(Stored entries)

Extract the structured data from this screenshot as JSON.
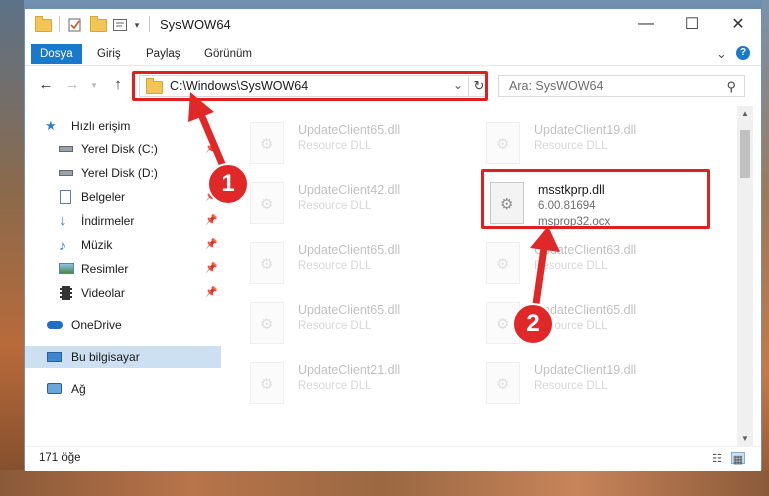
{
  "window": {
    "title": "SysWOW64",
    "minimize_glyph": "—",
    "maximize_glyph": "☐",
    "close_glyph": "✕"
  },
  "ribbon": {
    "tabs": [
      "Dosya",
      "Giriş",
      "Paylaş",
      "Görünüm"
    ],
    "collapse_glyph": "⌄",
    "help_glyph": "?"
  },
  "address": {
    "path": "C:\\Windows\\SysWOW64",
    "search_placeholder": "Ara: SysWOW64"
  },
  "navigation": {
    "quick_access": "Hızlı erişim",
    "items": [
      {
        "label": "Yerel Disk (C:)",
        "icon": "drive-icon",
        "pinned": true
      },
      {
        "label": "Yerel Disk (D:)",
        "icon": "drive-icon",
        "pinned": false
      },
      {
        "label": "Belgeler",
        "icon": "documents-icon",
        "pinned": true
      },
      {
        "label": "İndirmeler",
        "icon": "downloads-icon",
        "pinned": true
      },
      {
        "label": "Müzik",
        "icon": "music-icon",
        "pinned": true
      },
      {
        "label": "Resimler",
        "icon": "pictures-icon",
        "pinned": true
      },
      {
        "label": "Videolar",
        "icon": "videos-icon",
        "pinned": true
      }
    ],
    "onedrive": "OneDrive",
    "this_pc": "Bu bilgisayar",
    "network": "Ağ"
  },
  "files": [
    {
      "name": "UpdateClient65.dll",
      "desc": "Resource DLL",
      "faded": true
    },
    {
      "name": "UpdateClient19.dll",
      "desc": "Resource DLL",
      "faded": true
    },
    {
      "name": "UpdateClient42.dll",
      "desc": "Resource DLL",
      "faded": true
    },
    {
      "name": "msstkprp.dll",
      "version": "6.00.81694",
      "product": "msprop32.ocx",
      "faded": false
    },
    {
      "name": "UpdateClient65.dll",
      "desc": "Resource DLL",
      "faded": true
    },
    {
      "name": "UpdateClient63.dll",
      "desc": "Resource DLL",
      "faded": true
    },
    {
      "name": "UpdateClient65.dll",
      "desc": "Resource DLL",
      "faded": true
    },
    {
      "name": "UpdateClient65.dll",
      "desc": "Resource DLL",
      "faded": true
    },
    {
      "name": "UpdateClient21.dll",
      "desc": "Resource DLL",
      "faded": true
    },
    {
      "name": "UpdateClient19.dll",
      "desc": "Resource DLL",
      "faded": true
    }
  ],
  "status": {
    "item_count": "171 öğe"
  },
  "callouts": [
    "1",
    "2"
  ],
  "colors": {
    "accent": "#1979ca",
    "highlight": "#e02020",
    "selection": "#cce0f2"
  }
}
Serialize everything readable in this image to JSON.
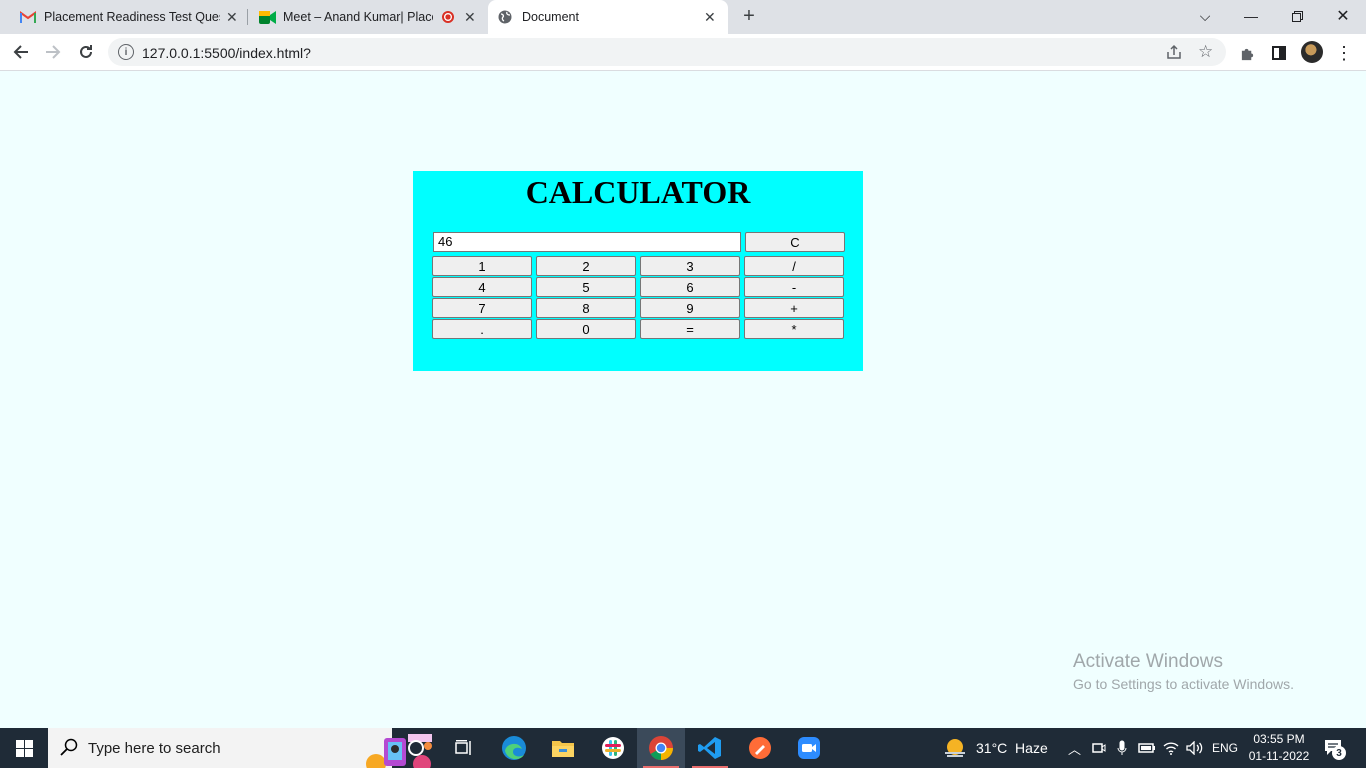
{
  "browser": {
    "tabs": [
      {
        "title": "Placement Readiness Test Questi",
        "icon": "gmail-icon"
      },
      {
        "title": "Meet – Anand Kumar| Placem",
        "icon": "google-meet-icon"
      },
      {
        "title": "Document",
        "icon": "globe-icon"
      }
    ],
    "url": "127.0.0.1:5500/index.html?"
  },
  "calculator": {
    "title": "CALCULATOR",
    "display_value": "46",
    "clear_label": "C",
    "keys": [
      "1",
      "2",
      "3",
      "/",
      "4",
      "5",
      "6",
      "-",
      "7",
      "8",
      "9",
      "+",
      ".",
      "0",
      "=",
      "*"
    ]
  },
  "watermark": {
    "line1": "Activate Windows",
    "line2": "Go to Settings to activate Windows."
  },
  "taskbar": {
    "search_placeholder": "Type here to search",
    "weather": "31°C  Haze",
    "language": "ENG",
    "time": "03:55 PM",
    "date": "01-11-2022",
    "notification_count": "3"
  },
  "colors": {
    "page_bg": "#f0ffff",
    "calc_bg": "#00ffff",
    "taskbar_bg": "#1f2b37"
  }
}
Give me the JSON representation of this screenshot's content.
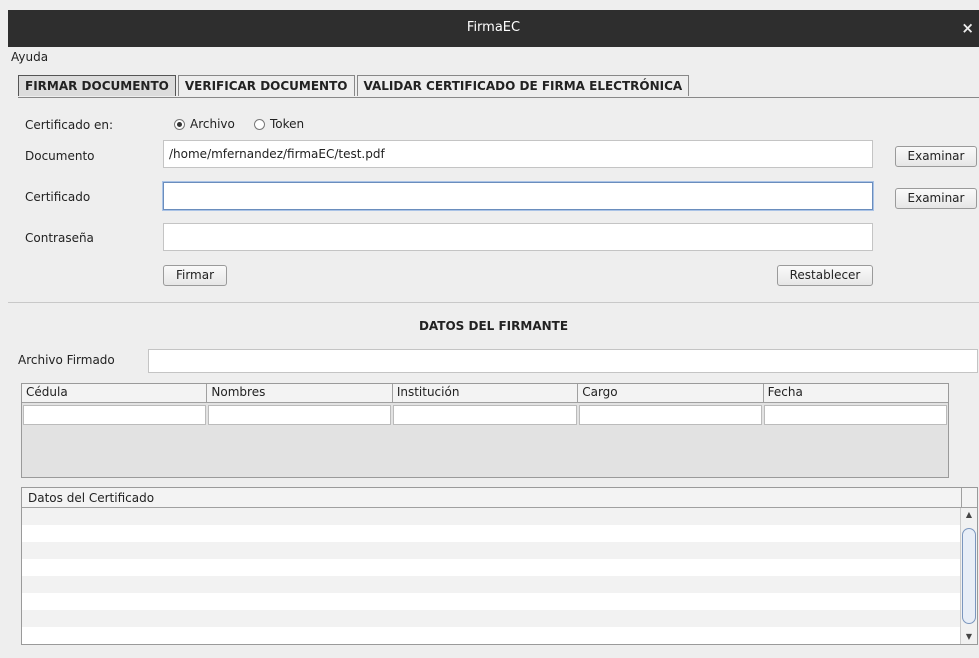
{
  "window": {
    "title": "FirmaEC",
    "close_glyph": "×"
  },
  "menu": {
    "items": [
      "Ayuda"
    ]
  },
  "tabs": [
    {
      "label": "FIRMAR DOCUMENTO",
      "active": true
    },
    {
      "label": "VERIFICAR DOCUMENTO",
      "active": false
    },
    {
      "label": "VALIDAR CERTIFICADO DE FIRMA ELECTRÓNICA",
      "active": false
    }
  ],
  "form": {
    "cert_in_label": "Certificado en:",
    "radio_archivo": "Archivo",
    "radio_token": "Token",
    "selected_radio": "Archivo",
    "document_label": "Documento",
    "document_value": "/home/mfernandez/firmaEC/test.pdf",
    "certificate_label": "Certificado",
    "certificate_value": "",
    "password_label": "Contraseña",
    "password_value": "",
    "examinar_label": "Examinar",
    "firmar_label": "Firmar",
    "restablecer_label": "Restablecer"
  },
  "firmante": {
    "section_title": "DATOS DEL FIRMANTE",
    "archivo_label": "Archivo Firmado",
    "archivo_value": "",
    "columns": [
      "Cédula",
      "Nombres",
      "Institución",
      "Cargo",
      "Fecha"
    ]
  },
  "certificado": {
    "header": "Datos del Certificado"
  }
}
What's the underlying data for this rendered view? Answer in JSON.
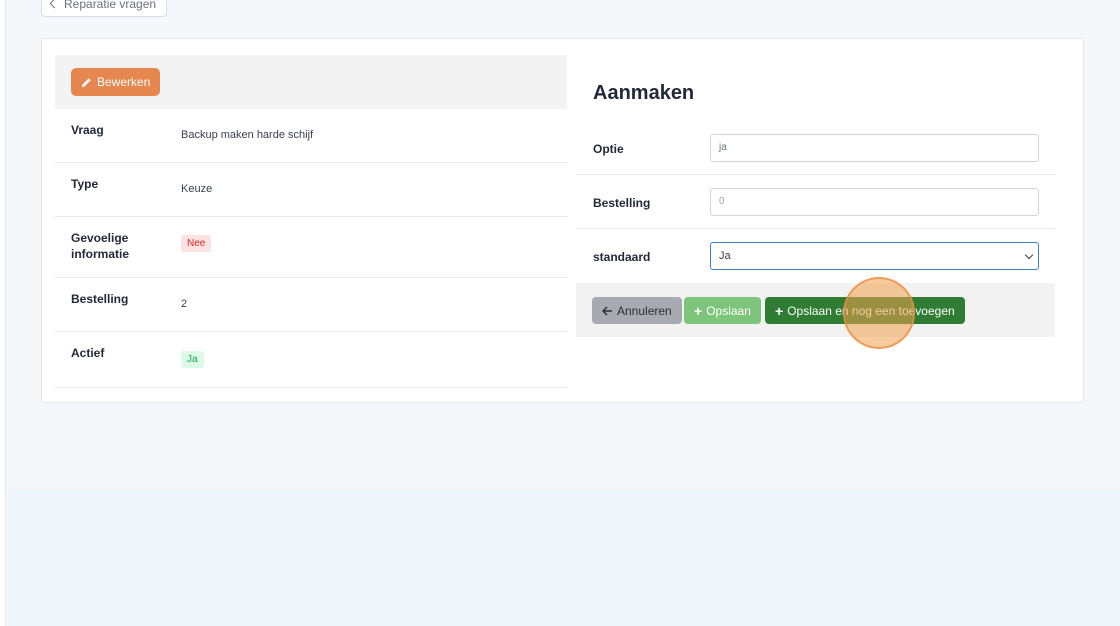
{
  "back_link": {
    "label": "Reparatie vragen"
  },
  "detail": {
    "edit_label": "Bewerken",
    "rows": [
      {
        "label": "Vraag",
        "value": "Backup maken harde schijf"
      },
      {
        "label": "Type",
        "value": "Keuze"
      },
      {
        "label": "Gevoelige informatie",
        "value": "Nee"
      },
      {
        "label": "Bestelling",
        "value": "2"
      },
      {
        "label": "Actief",
        "value": "Ja"
      }
    ]
  },
  "form": {
    "title": "Aanmaken",
    "fields": [
      {
        "label": "Optie",
        "value": "ja"
      },
      {
        "label": "Bestelling",
        "placeholder": "0"
      },
      {
        "label": "standaard",
        "selected": "Ja"
      }
    ],
    "buttons": {
      "cancel": "Annuleren",
      "save": "Opslaan",
      "save_more": "Opslaan en nog een toevoegen"
    }
  },
  "colors": {
    "edit": "#e5874e",
    "save": "#7cc57a",
    "save_more": "#2e7d32",
    "badge_no": "#dc2626",
    "badge_yes": "#16a34a"
  }
}
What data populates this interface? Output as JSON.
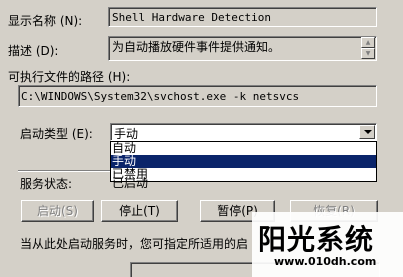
{
  "form": {
    "display_name_label": "显示名称 (N):",
    "display_name_value": "Shell Hardware Detection",
    "description_label": "描述 (D):",
    "description_value": "为自动播放硬件事件提供通知。",
    "exe_path_label": "可执行文件的路径 (H):",
    "exe_path_value": "C:\\WINDOWS\\System32\\svchost.exe -k netsvcs",
    "startup_type_label": "启动类型 (E):",
    "startup_type_value": "手动",
    "startup_options": [
      "自动",
      "手动",
      "已禁用"
    ],
    "startup_selected_index": 1,
    "service_status_label": "服务状态:",
    "service_status_value": "已启动",
    "hint_text": "当从此处启动服务时，您可指定所适用的启"
  },
  "buttons": {
    "start": "启动(S)",
    "stop": "停止(T)",
    "pause": "暂停(P)",
    "resume": "恢复(R)"
  },
  "watermark": {
    "title": "阳光系统",
    "url": "www.010dh.com"
  }
}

* _Problem_
Copy out each line word for word, please, skipping the images.

* _Full solution_
Extract the structured data from this screenshot as JSON.
{
  "window": {
    "title": "SysWOW64",
    "minimize_glyph": "—",
    "maximize_glyph": "☐",
    "close_glyph": "✕"
  },
  "ribbon": {
    "tabs": [
      "Dosya",
      "Giriş",
      "Paylaş",
      "Görünüm"
    ],
    "collapse_glyph": "⌄",
    "help_glyph": "?"
  },
  "address": {
    "path": "C:\\Windows\\SysWOW64",
    "search_placeholder": "Ara: SysWOW64"
  },
  "navigation": {
    "quick_access": "Hızlı erişim",
    "items": [
      {
        "label": "Yerel Disk (C:)",
        "icon": "drive-icon",
        "pinned": true
      },
      {
        "label": "Yerel Disk (D:)",
        "icon": "drive-icon",
        "pinned": false
      },
      {
        "label": "Belgeler",
        "icon": "documents-icon",
        "pinned": true
      },
      {
        "label": "İndirmeler",
        "icon": "downloads-icon",
        "pinned": true
      },
      {
        "label": "Müzik",
        "icon": "music-icon",
        "pinned": true
      },
      {
        "label": "Resimler",
        "icon": "pictures-icon",
        "pinned": true
      },
      {
        "label": "Videolar",
        "icon": "videos-icon",
        "pinned": true
      }
    ],
    "onedrive": "OneDrive",
    "this_pc": "Bu bilgisayar",
    "network": "Ağ"
  },
  "files": [
    {
      "name": "UpdateClient65.dll",
      "desc": "Resource DLL",
      "faded": true
    },
    {
      "name": "UpdateClient19.dll",
      "desc": "Resource DLL",
      "faded": true
    },
    {
      "name": "UpdateClient42.dll",
      "desc": "Resource DLL",
      "faded": true
    },
    {
      "name": "msstkprp.dll",
      "version": "6.00.81694",
      "product": "msprop32.ocx",
      "faded": false
    },
    {
      "name": "UpdateClient65.dll",
      "desc": "Resource DLL",
      "faded": true
    },
    {
      "name": "UpdateClient63.dll",
      "desc": "Resource DLL",
      "faded": true
    },
    {
      "name": "UpdateClient65.dll",
      "desc": "Resource DLL",
      "faded": true
    },
    {
      "name": "UpdateClient65.dll",
      "desc": "Resource DLL",
      "faded": true
    },
    {
      "name": "UpdateClient21.dll",
      "desc": "Resource DLL",
      "faded": true
    },
    {
      "name": "UpdateClient19.dll",
      "desc": "Resource DLL",
      "faded": true
    }
  ],
  "status": {
    "item_count": "171 öğe"
  },
  "callouts": [
    "1",
    "2"
  ],
  "colors": {
    "accent": "#1979ca",
    "highlight": "#e02020",
    "selection": "#cce0f2"
  }
}
Serialize everything readable in this image to JSON.
{
  "browser": {
    "tabs": [
      {
        "title": "Placement Readiness Test Questi",
        "icon": "gmail-icon"
      },
      {
        "title": "Meet – Anand Kumar| Placem",
        "icon": "google-meet-icon"
      },
      {
        "title": "Document",
        "icon": "globe-icon"
      }
    ],
    "url": "127.0.0.1:5500/index.html?"
  },
  "calculator": {
    "title": "CALCULATOR",
    "display_value": "46",
    "clear_label": "C",
    "keys": [
      "1",
      "2",
      "3",
      "/",
      "4",
      "5",
      "6",
      "-",
      "7",
      "8",
      "9",
      "+",
      ".",
      "0",
      "=",
      "*"
    ]
  },
  "watermark": {
    "line1": "Activate Windows",
    "line2": "Go to Settings to activate Windows."
  },
  "taskbar": {
    "search_placeholder": "Type here to search",
    "weather": "31°C  Haze",
    "language": "ENG",
    "time": "03:55 PM",
    "date": "01-11-2022",
    "notification_count": "3"
  },
  "colors": {
    "page_bg": "#f0ffff",
    "calc_bg": "#00ffff",
    "taskbar_bg": "#1f2b37"
  }
}
Give me the JSON representation of this screenshot's content.
{
  "window": {
    "title": "FirmaEC",
    "close_glyph": "×"
  },
  "menu": {
    "items": [
      "Ayuda"
    ]
  },
  "tabs": [
    {
      "label": "FIRMAR DOCUMENTO",
      "active": true
    },
    {
      "label": "VERIFICAR DOCUMENTO",
      "active": false
    },
    {
      "label": "VALIDAR CERTIFICADO DE FIRMA ELECTRÓNICA",
      "active": false
    }
  ],
  "form": {
    "cert_in_label": "Certificado en:",
    "radio_archivo": "Archivo",
    "radio_token": "Token",
    "selected_radio": "Archivo",
    "document_label": "Documento",
    "document_value": "/home/mfernandez/firmaEC/test.pdf",
    "certificate_label": "Certificado",
    "certificate_value": "",
    "password_label": "Contraseña",
    "password_value": "",
    "examinar_label": "Examinar",
    "firmar_label": "Firmar",
    "restablecer_label": "Restablecer"
  },
  "firmante": {
    "section_title": "DATOS DEL FIRMANTE",
    "archivo_label": "Archivo Firmado",
    "archivo_value": "",
    "columns": [
      "Cédula",
      "Nombres",
      "Institución",
      "Cargo",
      "Fecha"
    ]
  },
  "certificado": {
    "header": "Datos del Certificado"
  }
}
What's the underlying data for this rendered view? Answer in JSON.
{
  "back_link": {
    "label": "Reparatie vragen"
  },
  "detail": {
    "edit_label": "Bewerken",
    "rows": [
      {
        "label": "Vraag",
        "value": "Backup maken harde schijf"
      },
      {
        "label": "Type",
        "value": "Keuze"
      },
      {
        "label": "Gevoelige informatie",
        "value": "Nee"
      },
      {
        "label": "Bestelling",
        "value": "2"
      },
      {
        "label": "Actief",
        "value": "Ja"
      }
    ]
  },
  "form": {
    "title": "Aanmaken",
    "fields": [
      {
        "label": "Optie",
        "value": "ja"
      },
      {
        "label": "Bestelling",
        "placeholder": "0"
      },
      {
        "label": "standaard",
        "selected": "Ja"
      }
    ],
    "buttons": {
      "cancel": "Annuleren",
      "save": "Opslaan",
      "save_more": "Opslaan en nog een toevoegen"
    }
  },
  "colors": {
    "edit": "#e5874e",
    "save": "#7cc57a",
    "save_more": "#2e7d32",
    "badge_no": "#dc2626",
    "badge_yes": "#16a34a"
  }
}
What data populates this interface? Output as JSON.
{
  "form": {
    "display_name_label": "显示名称 (N):",
    "display_name_value": "Shell Hardware Detection",
    "description_label": "描述 (D):",
    "description_value": "为自动播放硬件事件提供通知。",
    "exe_path_label": "可执行文件的路径 (H):",
    "exe_path_value": "C:\\WINDOWS\\System32\\svchost.exe -k netsvcs",
    "startup_type_label": "启动类型 (E):",
    "startup_type_value": "手动",
    "startup_options": [
      "自动",
      "手动",
      "已禁用"
    ],
    "startup_selected_index": 1,
    "service_status_label": "服务状态:",
    "service_status_value": "已启动",
    "hint_text": "当从此处启动服务时，您可指定所适用的启"
  },
  "buttons": {
    "start": "启动(S)",
    "stop": "停止(T)",
    "pause": "暂停(P)",
    "resume": "恢复(R)"
  },
  "watermark": {
    "title": "阳光系统",
    "url": "www.010dh.com"
  }
}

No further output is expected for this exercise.